WHAT THE TASK ASKS:
Using the data below, copy each line that includes the word "абзац".

PROVIDED RECORDS:
(begin)

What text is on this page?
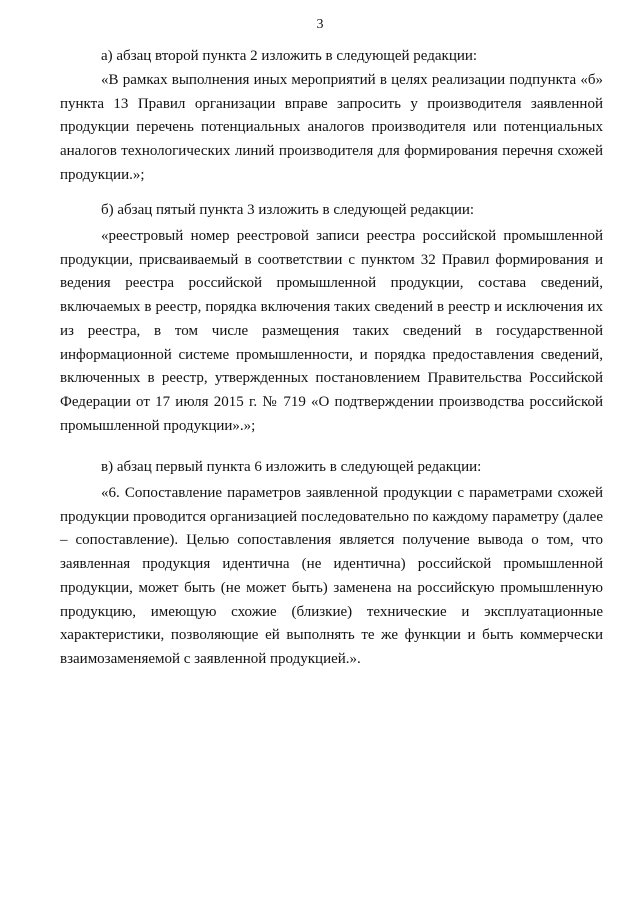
3

а) абзац второй пункта 2 изложить в следующей редакции:

«В рамках выполнения иных мероприятий в целях реализации подпункта «б» пункта 13 Правил организации вправе запросить у производителя заявленной продукции перечень потенциальных аналогов производителя или потенциальных аналогов технологических линий производителя для формирования перечня схожей продукции.»;

б) абзац пятый пункта 3 изложить в следующей редакции:

«реестровый номер реестровой записи реестра российской промышленной продукции, присваиваемый в соответствии с пунктом 32 Правил формирования и ведения реестра российской промышленной продукции, состава сведений, включаемых в реестр, порядка включения таких сведений в реестр и исключения их из реестра, в том числе размещения таких сведений в государственной информационной системе промышленности, и порядка предоставления сведений, включенных в реестр, утвержденных постановлением Правительства Российской Федерации от 17 июля 2015 г. № 719 «О подтверждении производства российской промышленной продукции».»;

в) абзац первый пункта 6 изложить в следующей редакции:

«6. Сопоставление параметров заявленной продукции с параметрами схожей продукции проводится организацией последовательно по каждому параметру (далее – сопоставление). Целью сопоставления является получение вывода о том, что заявленная продукция идентична (не идентична) российской промышленной продукции, может быть (не может быть) заменена на российскую промышленную продукцию, имеющую схожие (близкие) технические и эксплуатационные характеристики, позволяющие ей выполнять те же функции и быть коммерчески взаимозаменяемой с заявленной продукцией.».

(end)

TASK RESPONSE:
а) абзац второй пункта 2 изложить в следующей редакции:
б) абзац пятый пункта 3 изложить в следующей редакции:
в) абзац первый пункта 6 изложить в следующей редакции:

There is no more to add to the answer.